--- START OF RECORDS TO USE ---

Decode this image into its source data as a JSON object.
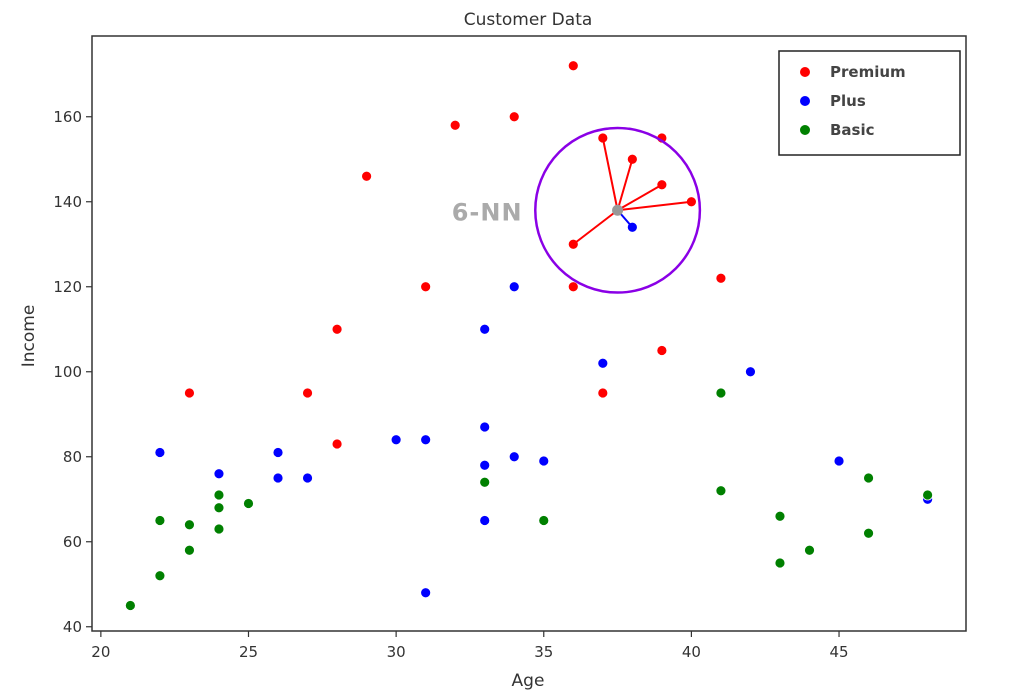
{
  "chart_data": {
    "type": "scatter",
    "title": "Customer Data",
    "xlabel": "Age",
    "ylabel": "Income",
    "xlim": [
      19.7,
      49.3
    ],
    "ylim": [
      39,
      179
    ],
    "xticks": [
      20,
      25,
      30,
      35,
      40,
      45
    ],
    "yticks": [
      40,
      60,
      80,
      100,
      120,
      140,
      160
    ],
    "grid": false,
    "legend_position": "top-right",
    "series": [
      {
        "name": "Premium",
        "color": "#ff0000",
        "points": [
          [
            23,
            95
          ],
          [
            27,
            95
          ],
          [
            28,
            83
          ],
          [
            28,
            110
          ],
          [
            29,
            146
          ],
          [
            31,
            120
          ],
          [
            32,
            158
          ],
          [
            34,
            160
          ],
          [
            36,
            172
          ],
          [
            36,
            130
          ],
          [
            36,
            120
          ],
          [
            37,
            155
          ],
          [
            37,
            95
          ],
          [
            38,
            150
          ],
          [
            39,
            155
          ],
          [
            39,
            144
          ],
          [
            39,
            105
          ],
          [
            40,
            140
          ],
          [
            41,
            122
          ]
        ]
      },
      {
        "name": "Plus",
        "color": "#0000ff",
        "points": [
          [
            22,
            81
          ],
          [
            24,
            76
          ],
          [
            26,
            81
          ],
          [
            26,
            75
          ],
          [
            27,
            75
          ],
          [
            30,
            84
          ],
          [
            31,
            84
          ],
          [
            31,
            48
          ],
          [
            33,
            110
          ],
          [
            33,
            87
          ],
          [
            33,
            78
          ],
          [
            33,
            65
          ],
          [
            34,
            120
          ],
          [
            34,
            80
          ],
          [
            35,
            79
          ],
          [
            37,
            102
          ],
          [
            38,
            134
          ],
          [
            42,
            100
          ],
          [
            45,
            79
          ],
          [
            48,
            70
          ]
        ]
      },
      {
        "name": "Basic",
        "color": "#008000",
        "points": [
          [
            21,
            45
          ],
          [
            22,
            65
          ],
          [
            22,
            52
          ],
          [
            23,
            64
          ],
          [
            23,
            58
          ],
          [
            24,
            71
          ],
          [
            24,
            68
          ],
          [
            24,
            63
          ],
          [
            25,
            69
          ],
          [
            33,
            74
          ],
          [
            35,
            65
          ],
          [
            41,
            95
          ],
          [
            41,
            72
          ],
          [
            43,
            66
          ],
          [
            43,
            55
          ],
          [
            44,
            58
          ],
          [
            46,
            75
          ],
          [
            46,
            62
          ],
          [
            48,
            71
          ]
        ]
      }
    ],
    "annotation": {
      "label": "6-NN",
      "query_point": [
        37.5,
        138
      ],
      "query_color": "#999999",
      "circle_color": "#8a00e6",
      "neighbors": [
        {
          "point": [
            36,
            130
          ],
          "color": "#ff0000"
        },
        {
          "point": [
            37,
            155
          ],
          "color": "#ff0000"
        },
        {
          "point": [
            38,
            150
          ],
          "color": "#ff0000"
        },
        {
          "point": [
            39,
            144
          ],
          "color": "#ff0000"
        },
        {
          "point": [
            40,
            140
          ],
          "color": "#ff0000"
        },
        {
          "point": [
            38,
            134
          ],
          "color": "#0000ff"
        }
      ]
    }
  }
}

--- END OF RECORDS TO USE ---

Transcribe all the data word for word; the images stay out.

EXERCISE SOLUTION:
Decode this image into its source data as a JSON object.
{
  "chart_data": {
    "type": "scatter",
    "title": "Customer Data",
    "xlabel": "Age",
    "ylabel": "Income",
    "xlim": [
      19.7,
      49.3
    ],
    "ylim": [
      39,
      179
    ],
    "xticks": [
      20,
      25,
      30,
      35,
      40,
      45
    ],
    "yticks": [
      40,
      60,
      80,
      100,
      120,
      140,
      160
    ],
    "grid": false,
    "legend_position": "top-right",
    "series": [
      {
        "name": "Premium",
        "color": "#ff0000",
        "points": [
          [
            23,
            95
          ],
          [
            27,
            95
          ],
          [
            28,
            83
          ],
          [
            28,
            110
          ],
          [
            29,
            146
          ],
          [
            31,
            120
          ],
          [
            32,
            158
          ],
          [
            34,
            160
          ],
          [
            36,
            172
          ],
          [
            36,
            130
          ],
          [
            36,
            120
          ],
          [
            37,
            155
          ],
          [
            37,
            95
          ],
          [
            38,
            150
          ],
          [
            39,
            155
          ],
          [
            39,
            144
          ],
          [
            39,
            105
          ],
          [
            40,
            140
          ],
          [
            41,
            122
          ]
        ]
      },
      {
        "name": "Plus",
        "color": "#0000ff",
        "points": [
          [
            22,
            81
          ],
          [
            24,
            76
          ],
          [
            26,
            81
          ],
          [
            26,
            75
          ],
          [
            27,
            75
          ],
          [
            30,
            84
          ],
          [
            31,
            84
          ],
          [
            31,
            48
          ],
          [
            33,
            110
          ],
          [
            33,
            87
          ],
          [
            33,
            78
          ],
          [
            33,
            65
          ],
          [
            34,
            120
          ],
          [
            34,
            80
          ],
          [
            35,
            79
          ],
          [
            37,
            102
          ],
          [
            38,
            134
          ],
          [
            42,
            100
          ],
          [
            45,
            79
          ],
          [
            48,
            70
          ]
        ]
      },
      {
        "name": "Basic",
        "color": "#008000",
        "points": [
          [
            21,
            45
          ],
          [
            22,
            65
          ],
          [
            22,
            52
          ],
          [
            23,
            64
          ],
          [
            23,
            58
          ],
          [
            24,
            71
          ],
          [
            24,
            68
          ],
          [
            24,
            63
          ],
          [
            25,
            69
          ],
          [
            33,
            74
          ],
          [
            35,
            65
          ],
          [
            41,
            95
          ],
          [
            41,
            72
          ],
          [
            43,
            66
          ],
          [
            43,
            55
          ],
          [
            44,
            58
          ],
          [
            46,
            75
          ],
          [
            46,
            62
          ],
          [
            48,
            71
          ]
        ]
      }
    ],
    "annotation": {
      "label": "6-NN",
      "query_point": [
        37.5,
        138
      ],
      "query_color": "#999999",
      "circle_color": "#8a00e6",
      "neighbors": [
        {
          "point": [
            36,
            130
          ],
          "color": "#ff0000"
        },
        {
          "point": [
            37,
            155
          ],
          "color": "#ff0000"
        },
        {
          "point": [
            38,
            150
          ],
          "color": "#ff0000"
        },
        {
          "point": [
            39,
            144
          ],
          "color": "#ff0000"
        },
        {
          "point": [
            40,
            140
          ],
          "color": "#ff0000"
        },
        {
          "point": [
            38,
            134
          ],
          "color": "#0000ff"
        }
      ]
    }
  }
}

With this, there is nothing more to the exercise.